[Raw records]

┄┄┄┄┄┄┄┄┄┄

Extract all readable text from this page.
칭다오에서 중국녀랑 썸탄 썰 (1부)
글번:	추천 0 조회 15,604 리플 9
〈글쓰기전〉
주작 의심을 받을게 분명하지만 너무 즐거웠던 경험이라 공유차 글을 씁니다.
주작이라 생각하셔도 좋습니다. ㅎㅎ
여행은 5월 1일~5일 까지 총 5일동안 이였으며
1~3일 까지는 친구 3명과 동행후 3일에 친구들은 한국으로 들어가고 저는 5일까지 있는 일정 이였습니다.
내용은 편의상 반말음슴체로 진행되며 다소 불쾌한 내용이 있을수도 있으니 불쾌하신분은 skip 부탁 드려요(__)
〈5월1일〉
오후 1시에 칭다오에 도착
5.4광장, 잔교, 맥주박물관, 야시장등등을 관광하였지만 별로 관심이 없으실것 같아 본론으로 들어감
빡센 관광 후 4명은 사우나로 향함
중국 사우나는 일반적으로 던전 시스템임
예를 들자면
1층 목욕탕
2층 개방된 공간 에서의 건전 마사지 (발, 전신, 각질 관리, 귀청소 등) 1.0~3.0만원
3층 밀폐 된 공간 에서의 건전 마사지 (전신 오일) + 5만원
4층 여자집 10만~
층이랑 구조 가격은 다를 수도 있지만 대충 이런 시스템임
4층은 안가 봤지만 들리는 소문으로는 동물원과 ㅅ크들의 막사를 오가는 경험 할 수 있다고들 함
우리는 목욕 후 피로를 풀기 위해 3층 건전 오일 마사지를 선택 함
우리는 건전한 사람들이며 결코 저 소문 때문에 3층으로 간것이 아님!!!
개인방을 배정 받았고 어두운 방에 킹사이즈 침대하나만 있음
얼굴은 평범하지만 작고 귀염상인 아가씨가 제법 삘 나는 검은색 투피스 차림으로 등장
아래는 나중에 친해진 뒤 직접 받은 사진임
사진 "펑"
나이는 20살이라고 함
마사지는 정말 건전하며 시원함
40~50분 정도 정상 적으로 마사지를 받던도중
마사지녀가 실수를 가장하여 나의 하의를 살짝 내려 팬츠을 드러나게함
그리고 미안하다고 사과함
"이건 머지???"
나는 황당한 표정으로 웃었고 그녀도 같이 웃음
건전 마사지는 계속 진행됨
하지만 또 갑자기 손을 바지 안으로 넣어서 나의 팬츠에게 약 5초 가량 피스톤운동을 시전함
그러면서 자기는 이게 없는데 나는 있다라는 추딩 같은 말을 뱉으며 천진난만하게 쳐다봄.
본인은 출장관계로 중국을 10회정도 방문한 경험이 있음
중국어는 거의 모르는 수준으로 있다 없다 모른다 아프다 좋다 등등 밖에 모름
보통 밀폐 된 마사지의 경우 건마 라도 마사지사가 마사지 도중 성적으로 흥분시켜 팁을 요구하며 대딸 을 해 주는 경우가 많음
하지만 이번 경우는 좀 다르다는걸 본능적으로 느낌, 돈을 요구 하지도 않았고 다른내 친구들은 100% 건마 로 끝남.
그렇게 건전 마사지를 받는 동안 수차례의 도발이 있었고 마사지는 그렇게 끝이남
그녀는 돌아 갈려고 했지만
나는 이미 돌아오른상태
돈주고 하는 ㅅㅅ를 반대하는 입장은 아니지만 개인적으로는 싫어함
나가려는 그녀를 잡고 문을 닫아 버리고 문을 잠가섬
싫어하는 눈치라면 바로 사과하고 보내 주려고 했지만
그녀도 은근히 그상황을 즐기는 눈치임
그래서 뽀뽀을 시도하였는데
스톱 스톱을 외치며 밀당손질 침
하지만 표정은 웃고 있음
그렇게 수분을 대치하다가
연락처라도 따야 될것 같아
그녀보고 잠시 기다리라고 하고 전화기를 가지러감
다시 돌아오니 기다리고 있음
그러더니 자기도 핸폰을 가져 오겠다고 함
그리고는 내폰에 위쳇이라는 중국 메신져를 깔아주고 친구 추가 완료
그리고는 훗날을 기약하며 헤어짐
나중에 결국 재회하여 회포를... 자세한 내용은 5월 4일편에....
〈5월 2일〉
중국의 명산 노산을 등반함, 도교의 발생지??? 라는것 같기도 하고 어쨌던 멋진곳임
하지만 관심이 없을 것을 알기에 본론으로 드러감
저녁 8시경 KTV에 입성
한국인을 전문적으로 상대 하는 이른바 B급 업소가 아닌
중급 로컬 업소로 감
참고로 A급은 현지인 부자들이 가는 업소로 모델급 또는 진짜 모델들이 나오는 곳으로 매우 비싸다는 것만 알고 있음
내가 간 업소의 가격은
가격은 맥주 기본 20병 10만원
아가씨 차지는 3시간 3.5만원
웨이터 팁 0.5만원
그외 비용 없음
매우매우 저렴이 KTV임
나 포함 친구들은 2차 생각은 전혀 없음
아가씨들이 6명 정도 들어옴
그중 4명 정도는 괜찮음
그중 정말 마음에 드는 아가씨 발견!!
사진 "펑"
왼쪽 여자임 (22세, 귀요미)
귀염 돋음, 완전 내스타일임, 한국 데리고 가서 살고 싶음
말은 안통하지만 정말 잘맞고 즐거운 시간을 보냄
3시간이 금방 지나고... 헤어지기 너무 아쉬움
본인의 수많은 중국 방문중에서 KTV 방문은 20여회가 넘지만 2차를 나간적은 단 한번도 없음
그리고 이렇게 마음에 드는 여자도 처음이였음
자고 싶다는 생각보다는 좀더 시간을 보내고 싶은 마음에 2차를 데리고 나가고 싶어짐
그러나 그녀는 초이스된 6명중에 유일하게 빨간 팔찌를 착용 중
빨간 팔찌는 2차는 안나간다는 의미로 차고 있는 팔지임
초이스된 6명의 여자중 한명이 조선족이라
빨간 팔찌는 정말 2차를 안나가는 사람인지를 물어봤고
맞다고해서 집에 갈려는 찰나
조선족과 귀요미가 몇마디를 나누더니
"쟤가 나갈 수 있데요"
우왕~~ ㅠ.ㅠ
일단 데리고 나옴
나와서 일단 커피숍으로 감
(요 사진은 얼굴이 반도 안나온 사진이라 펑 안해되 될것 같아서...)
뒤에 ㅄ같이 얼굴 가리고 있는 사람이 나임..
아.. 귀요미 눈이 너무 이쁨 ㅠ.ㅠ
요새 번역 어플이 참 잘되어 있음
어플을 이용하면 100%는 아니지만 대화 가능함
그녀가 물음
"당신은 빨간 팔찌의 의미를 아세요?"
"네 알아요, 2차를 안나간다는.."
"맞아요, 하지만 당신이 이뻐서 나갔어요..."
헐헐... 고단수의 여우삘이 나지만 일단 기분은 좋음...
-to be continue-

┄┄┄┄┄┄┄┄┄┄

▸ **WORK REQUIRED**
The records above need to be transcribed in full. Keep every character unchanged.

▸ **RESPONSE TO THIS TASK**
Extract all readable text from this page.
칭다오에서 중국녀랑 썸탄 썰 (1부)
글번:	추천 0 조회 15,604 리플 9
〈글쓰기전〉
주작 의심을 받을게 분명하지만 너무 즐거웠던 경험이라 공유차 글을 씁니다.
주작이라 생각하셔도 좋습니다. ㅎㅎ
여행은 5월 1일~5일 까지 총 5일동안 이였으며
1~3일 까지는 친구 3명과 동행후 3일에 친구들은 한국으로 들어가고 저는 5일까지 있는 일정 이였습니다.
내용은 편의상 반말음슴체로 진행되며 다소 불쾌한 내용이 있을수도 있으니 불쾌하신분은 skip 부탁 드려요(__)
〈5월1일〉
오후 1시에 칭다오에 도착
5.4광장, 잔교, 맥주박물관, 야시장등등을 관광하였지만 별로 관심이 없으실것 같아 본론으로 들어감
빡센 관광 후 4명은 사우나로 향함
중국 사우나는 일반적으로 던전 시스템임
예를 들자면
1층 목욕탕
2층 개방된 공간 에서의 건전 마사지 (발, 전신, 각질 관리, 귀청소 등) 1.0~3.0만원
3층 밀폐 된 공간 에서의 건전 마사지 (전신 오일) + 5만원
4층 여자집 10만~
층이랑 구조 가격은 다를 수도 있지만 대충 이런 시스템임
4층은 안가 봤지만 들리는 소문으로는 동물원과 ㅅ크들의 막사를 오가는 경험 할 수 있다고들 함
우리는 목욕 후 피로를 풀기 위해 3층 건전 오일 마사지를 선택 함
우리는 건전한 사람들이며 결코 저 소문 때문에 3층으로 간것이 아님!!!
개인방을 배정 받았고 어두운 방에 킹사이즈 침대하나만 있음
얼굴은 평범하지만 작고 귀염상인 아가씨가 제법 삘 나는 검은색 투피스 차림으로 등장
아래는 나중에 친해진 뒤 직접 받은 사진임
사진 "펑"
나이는 20살이라고 함
마사지는 정말 건전하며 시원함
40~50분 정도 정상 적으로 마사지를 받던도중
마사지녀가 실수를 가장하여 나의 하의를 살짝 내려 팬츠을 드러나게함
그리고 미안하다고 사과함
"이건 머지???"
나는 황당한 표정으로 웃었고 그녀도 같이 웃음
건전 마사지는 계속 진행됨
하지만 또 갑자기 손을 바지 안으로 넣어서 나의 팬츠에게 약 5초 가량 피스톤운동을 시전함
그러면서 자기는 이게 없는데 나는 있다라는 추딩 같은 말을 뱉으며 천진난만하게 쳐다봄.
본인은 출장관계로 중국을 10회정도 방문한 경험이 있음
중국어는 거의 모르는 수준으로 있다 없다 모른다 아프다 좋다 등등 밖에 모름
보통 밀폐 된 마사지의 경우 건마 라도 마사지사가 마사지 도중 성적으로 흥분시켜 팁을 요구하며 대딸 을 해 주는 경우가 많음
하지만 이번 경우는 좀 다르다는걸 본능적으로 느낌, 돈을 요구 하지도 않았고 다른내 친구들은 100% 건마 로 끝남.
그렇게 건전 마사지를 받는 동안 수차례의 도발이 있었고 마사지는 그렇게 끝이남
그녀는 돌아 갈려고 했지만
나는 이미 돌아오른상태
돈주고 하는 ㅅㅅ를 반대하는 입장은 아니지만 개인적으로는 싫어함
나가려는 그녀를 잡고 문을 닫아 버리고 문을 잠가섬
싫어하는 눈치라면 바로 사과하고 보내 주려고 했지만
그녀도 은근히 그상황을 즐기는 눈치임
그래서 뽀뽀을 시도하였는데
스톱 스톱을 외치며 밀당손질 침
하지만 표정은 웃고 있음
그렇게 수분을 대치하다가
연락처라도 따야 될것 같아
그녀보고 잠시 기다리라고 하고 전화기를 가지러감
다시 돌아오니 기다리고 있음
그러더니 자기도 핸폰을 가져 오겠다고 함
그리고는 내폰에 위쳇이라는 중국 메신져를 깔아주고 친구 추가 완료
그리고는 훗날을 기약하며 헤어짐
나중에 결국 재회하여 회포를... 자세한 내용은 5월 4일편에....
〈5월 2일〉
중국의 명산 노산을 등반함, 도교의 발생지??? 라는것 같기도 하고 어쨌던 멋진곳임
하지만 관심이 없을 것을 알기에 본론으로 드러감
저녁 8시경 KTV에 입성
한국인을 전문적으로 상대 하는 이른바 B급 업소가 아닌
중급 로컬 업소로 감
참고로 A급은 현지인 부자들이 가는 업소로 모델급 또는 진짜 모델들이 나오는 곳으로 매우 비싸다는 것만 알고 있음
내가 간 업소의 가격은
가격은 맥주 기본 20병 10만원
아가씨 차지는 3시간 3.5만원
웨이터 팁 0.5만원
그외 비용 없음
매우매우 저렴이 KTV임
나 포함 친구들은 2차 생각은 전혀 없음
아가씨들이 6명 정도 들어옴
그중 4명 정도는 괜찮음
그중 정말 마음에 드는 아가씨 발견!!
사진 "펑"
왼쪽 여자임 (22세, 귀요미)
귀염 돋음, 완전 내스타일임, 한국 데리고 가서 살고 싶음
말은 안통하지만 정말 잘맞고 즐거운 시간을 보냄
3시간이 금방 지나고... 헤어지기 너무 아쉬움
본인의 수많은 중국 방문중에서 KTV 방문은 20여회가 넘지만 2차를 나간적은 단 한번도 없음
그리고 이렇게 마음에 드는 여자도 처음이였음
자고 싶다는 생각보다는 좀더 시간을 보내고 싶은 마음에 2차를 데리고 나가고 싶어짐
그러나 그녀는 초이스된 6명중에 유일하게 빨간 팔찌를 착용 중
빨간 팔찌는 2차는 안나간다는 의미로 차고 있는 팔지임
초이스된 6명의 여자중 한명이 조선족이라
빨간 팔찌는 정말 2차를 안나가는 사람인지를 물어봤고
맞다고해서 집에 갈려는 찰나
조선족과 귀요미가 몇마디를 나누더니
"쟤가 나갈 수 있데요"
우왕~~ ㅠ.ㅠ
일단 데리고 나옴
나와서 일단 커피숍으로 감
(요 사진은 얼굴이 반도 안나온 사진이라 펑 안해되 될것 같아서...)
뒤에 ㅄ같이 얼굴 가리고 있는 사람이 나임..
아.. 귀요미 눈이 너무 이쁨 ㅠ.ㅠ
요새 번역 어플이 참 잘되어 있음
어플을 이용하면 100%는 아니지만 대화 가능함
그녀가 물음
"당신은 빨간 팔찌의 의미를 아세요?"
"네 알아요, 2차를 안나간다는.."
"맞아요, 하지만 당신이 이뻐서 나갔어요..."
헐헐... 고단수의 여우삘이 나지만 일단 기분은 좋음...
-to be continue-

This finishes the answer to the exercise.